Excerpt from a dataset:
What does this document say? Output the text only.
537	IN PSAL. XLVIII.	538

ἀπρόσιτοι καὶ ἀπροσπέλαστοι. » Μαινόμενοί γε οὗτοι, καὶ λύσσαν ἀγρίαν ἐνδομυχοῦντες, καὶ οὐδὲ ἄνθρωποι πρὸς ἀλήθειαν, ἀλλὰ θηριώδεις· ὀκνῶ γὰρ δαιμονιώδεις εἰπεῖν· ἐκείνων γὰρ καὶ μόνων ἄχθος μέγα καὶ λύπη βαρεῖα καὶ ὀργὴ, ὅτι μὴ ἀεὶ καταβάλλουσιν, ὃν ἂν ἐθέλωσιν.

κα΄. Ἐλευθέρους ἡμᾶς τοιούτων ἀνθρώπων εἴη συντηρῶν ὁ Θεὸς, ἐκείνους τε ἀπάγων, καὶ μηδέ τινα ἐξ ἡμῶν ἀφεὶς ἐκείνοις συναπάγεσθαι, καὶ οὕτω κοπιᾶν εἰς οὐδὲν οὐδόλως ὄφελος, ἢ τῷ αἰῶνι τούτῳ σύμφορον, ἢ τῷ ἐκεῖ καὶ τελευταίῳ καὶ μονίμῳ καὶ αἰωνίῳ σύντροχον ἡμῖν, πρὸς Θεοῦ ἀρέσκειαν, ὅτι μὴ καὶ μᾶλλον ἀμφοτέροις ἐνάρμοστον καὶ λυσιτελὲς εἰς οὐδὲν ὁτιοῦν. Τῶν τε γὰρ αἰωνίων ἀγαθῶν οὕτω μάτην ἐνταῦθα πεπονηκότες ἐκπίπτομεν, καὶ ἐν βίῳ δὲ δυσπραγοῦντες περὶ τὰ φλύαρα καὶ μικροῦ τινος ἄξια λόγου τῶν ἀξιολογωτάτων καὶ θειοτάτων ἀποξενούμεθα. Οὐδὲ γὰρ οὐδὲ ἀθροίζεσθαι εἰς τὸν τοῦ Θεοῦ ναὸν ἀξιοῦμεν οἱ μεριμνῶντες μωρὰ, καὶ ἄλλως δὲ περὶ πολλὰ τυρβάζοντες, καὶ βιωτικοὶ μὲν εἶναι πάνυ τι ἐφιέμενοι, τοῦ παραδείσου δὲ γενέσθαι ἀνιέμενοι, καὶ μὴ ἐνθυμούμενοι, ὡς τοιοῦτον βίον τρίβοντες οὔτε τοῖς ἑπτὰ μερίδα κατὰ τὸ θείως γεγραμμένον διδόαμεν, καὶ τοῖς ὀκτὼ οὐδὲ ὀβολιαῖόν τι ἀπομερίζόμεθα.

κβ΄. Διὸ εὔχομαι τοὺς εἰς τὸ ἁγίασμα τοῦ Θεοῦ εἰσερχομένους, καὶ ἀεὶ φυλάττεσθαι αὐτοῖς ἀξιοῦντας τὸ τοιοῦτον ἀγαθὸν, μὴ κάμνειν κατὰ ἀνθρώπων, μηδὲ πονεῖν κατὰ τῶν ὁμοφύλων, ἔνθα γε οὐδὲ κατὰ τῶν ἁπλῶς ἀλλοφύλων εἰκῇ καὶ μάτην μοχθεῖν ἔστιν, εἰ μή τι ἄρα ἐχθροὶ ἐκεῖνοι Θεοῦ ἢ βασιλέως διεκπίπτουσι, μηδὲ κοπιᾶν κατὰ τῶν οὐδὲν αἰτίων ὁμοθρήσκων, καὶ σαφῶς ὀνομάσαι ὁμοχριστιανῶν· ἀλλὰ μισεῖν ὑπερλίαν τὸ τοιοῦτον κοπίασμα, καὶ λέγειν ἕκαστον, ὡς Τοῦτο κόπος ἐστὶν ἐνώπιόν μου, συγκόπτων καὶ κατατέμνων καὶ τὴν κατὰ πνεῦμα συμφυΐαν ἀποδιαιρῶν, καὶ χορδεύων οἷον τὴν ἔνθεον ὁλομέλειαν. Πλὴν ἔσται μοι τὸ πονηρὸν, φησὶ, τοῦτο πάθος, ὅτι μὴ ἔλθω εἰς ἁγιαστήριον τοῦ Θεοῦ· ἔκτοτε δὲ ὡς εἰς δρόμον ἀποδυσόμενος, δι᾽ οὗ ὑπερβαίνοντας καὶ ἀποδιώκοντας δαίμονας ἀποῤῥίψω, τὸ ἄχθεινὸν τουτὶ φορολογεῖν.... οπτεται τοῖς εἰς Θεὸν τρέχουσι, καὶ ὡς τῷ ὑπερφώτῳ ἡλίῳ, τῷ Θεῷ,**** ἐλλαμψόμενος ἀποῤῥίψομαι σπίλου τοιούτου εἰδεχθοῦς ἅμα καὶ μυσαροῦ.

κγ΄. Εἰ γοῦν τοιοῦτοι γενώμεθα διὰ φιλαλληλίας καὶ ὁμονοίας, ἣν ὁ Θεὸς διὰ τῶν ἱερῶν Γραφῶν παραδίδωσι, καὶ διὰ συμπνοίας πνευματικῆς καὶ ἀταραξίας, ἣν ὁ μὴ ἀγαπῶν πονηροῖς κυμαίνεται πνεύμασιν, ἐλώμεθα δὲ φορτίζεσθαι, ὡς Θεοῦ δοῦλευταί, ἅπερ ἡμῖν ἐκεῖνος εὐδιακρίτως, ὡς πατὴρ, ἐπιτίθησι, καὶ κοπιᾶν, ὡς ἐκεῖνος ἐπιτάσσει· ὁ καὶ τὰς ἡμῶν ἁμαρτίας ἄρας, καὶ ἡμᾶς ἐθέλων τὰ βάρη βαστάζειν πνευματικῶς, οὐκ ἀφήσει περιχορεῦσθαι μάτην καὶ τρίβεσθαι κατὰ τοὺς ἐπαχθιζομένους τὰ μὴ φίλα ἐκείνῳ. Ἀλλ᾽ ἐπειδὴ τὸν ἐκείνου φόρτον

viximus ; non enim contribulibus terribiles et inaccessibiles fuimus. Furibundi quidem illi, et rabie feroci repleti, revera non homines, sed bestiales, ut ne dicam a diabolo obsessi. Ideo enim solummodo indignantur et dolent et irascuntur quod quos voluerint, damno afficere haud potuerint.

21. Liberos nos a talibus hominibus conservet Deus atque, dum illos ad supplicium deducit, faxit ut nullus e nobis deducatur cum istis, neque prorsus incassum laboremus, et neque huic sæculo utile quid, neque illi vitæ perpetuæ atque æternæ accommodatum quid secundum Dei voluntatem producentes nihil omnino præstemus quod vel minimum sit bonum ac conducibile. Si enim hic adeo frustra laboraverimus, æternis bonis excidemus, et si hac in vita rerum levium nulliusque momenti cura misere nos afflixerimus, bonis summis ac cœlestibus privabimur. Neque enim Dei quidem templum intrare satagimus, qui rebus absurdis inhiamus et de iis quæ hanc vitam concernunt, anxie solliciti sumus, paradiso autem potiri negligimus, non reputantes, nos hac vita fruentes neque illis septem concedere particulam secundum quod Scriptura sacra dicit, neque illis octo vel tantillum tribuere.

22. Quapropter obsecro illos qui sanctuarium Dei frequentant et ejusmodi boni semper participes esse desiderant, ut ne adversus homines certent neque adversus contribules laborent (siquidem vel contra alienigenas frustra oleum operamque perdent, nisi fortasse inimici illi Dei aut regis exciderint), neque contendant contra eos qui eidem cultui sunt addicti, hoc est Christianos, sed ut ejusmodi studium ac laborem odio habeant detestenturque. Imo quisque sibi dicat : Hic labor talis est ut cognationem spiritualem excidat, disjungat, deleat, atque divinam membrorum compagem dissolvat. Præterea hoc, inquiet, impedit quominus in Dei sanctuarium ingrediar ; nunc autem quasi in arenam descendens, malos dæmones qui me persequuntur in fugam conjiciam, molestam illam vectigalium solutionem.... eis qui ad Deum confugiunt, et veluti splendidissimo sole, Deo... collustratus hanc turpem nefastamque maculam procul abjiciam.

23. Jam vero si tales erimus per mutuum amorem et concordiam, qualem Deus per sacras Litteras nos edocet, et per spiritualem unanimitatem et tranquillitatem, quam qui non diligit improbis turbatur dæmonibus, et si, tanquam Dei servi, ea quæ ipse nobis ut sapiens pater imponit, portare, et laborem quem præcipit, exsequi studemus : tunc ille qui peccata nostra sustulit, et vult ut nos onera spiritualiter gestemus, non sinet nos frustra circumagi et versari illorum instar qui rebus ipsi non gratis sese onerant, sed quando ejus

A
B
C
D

▶ DIRECTION
Every line that holds the word "ἡμῶν" should be extracted.

▶ THE COMPLETED TASK
κα΄. Ἐλευθέρους ἡμᾶς τοιούτων ἀνθρώπων εἴη συντηρῶν ὁ Θεὸς, ἐκείνους τε ἀπάγων, καὶ μηδέ τινα ἐξ ἡμῶν ἀφεὶς ἐκείνοις συναπάγεσθαι, καὶ οὕτω κοπιᾶν εἰς οὐδὲν οὐδόλως ὄφελος, ἢ τῷ αἰῶνι τούτῳ σύμφορον, ἢ τῷ ἐκεῖ καὶ τελευταίῳ καὶ μονίμῳ καὶ αἰωνίῳ σύντροχον ἡμῖν, πρὸς Θεοῦ ἀρέσκειαν, ὅτι μὴ καὶ μᾶλλον ἀμφοτέροις ἐνάρμοστον καὶ λυσιτελὲς εἰς οὐδὲν ὁτιοῦν. Τῶν τε γὰρ αἰωνίων ἀγαθῶν οὕτω μάτην ἐνταῦθα πεπονηκότες ἐκπίπτομεν, καὶ ἐν βίῳ δὲ δυσπραγοῦντες περὶ τὰ φλύαρα καὶ μικροῦ τινος ἄξια λόγου τῶν ἀξιολογωτάτων καὶ θειοτάτων ἀποξενούμεθα. Οὐδὲ γὰρ οὐδὲ ἀθροίζεσθαι εἰς τὸν τοῦ Θεοῦ ναὸν ἀξιοῦμεν οἱ μεριμνῶντες μωρὰ, καὶ ἄλλως δὲ περὶ πολλὰ τυρβάζοντες, καὶ βιωτικοὶ μὲν εἶναι πάνυ τι ἐφιέμενοι, τοῦ παραδείσου δὲ γενέσθαι ἀνιέμενοι, καὶ μὴ ἐνθυμούμενοι, ὡς τοιοῦτον βίον τρίβοντες οὔτε τοῖς ἑπτὰ μερίδα κατὰ τὸ θείως γεγραμμένον διδόαμεν, καὶ τοῖς ὀκτὼ οὐδὲ ὀβολιαῖόν τι ἀπομερίζόμεθα.
κγ΄. Εἰ γοῦν τοιοῦτοι γενώμεθα διὰ φιλαλληλίας καὶ ὁμονοίας, ἣν ὁ Θεὸς διὰ τῶν ἱερῶν Γραφῶν παραδίδωσι, καὶ διὰ συμπνοίας πνευματικῆς καὶ ἀταραξίας, ἣν ὁ μὴ ἀγαπῶν πονηροῖς κυμαίνεται πνεύμασιν, ἐλώμεθα δὲ φορτίζεσθαι, ὡς Θεοῦ δοῦλευταί, ἅπερ ἡμῖν ἐκεῖνος εὐδιακρίτως, ὡς πατὴρ, ἐπιτίθησι, καὶ κοπιᾶν, ὡς ἐκεῖνος ἐπιτάσσει· ὁ καὶ τὰς ἡμῶν ἁμαρτίας ἄρας, καὶ ἡμᾶς ἐθέλων τὰ βάρη βαστάζειν πνευματικῶς, οὐκ ἀφήσει περιχορεῦσθαι μάτην καὶ τρίβεσθαι κατὰ τοὺς ἐπαχθιζομένους τὰ μὴ φίλα ἐκείνῳ. Ἀλλ᾽ ἐπειδὴ τὸν ἐκείνου φόρτον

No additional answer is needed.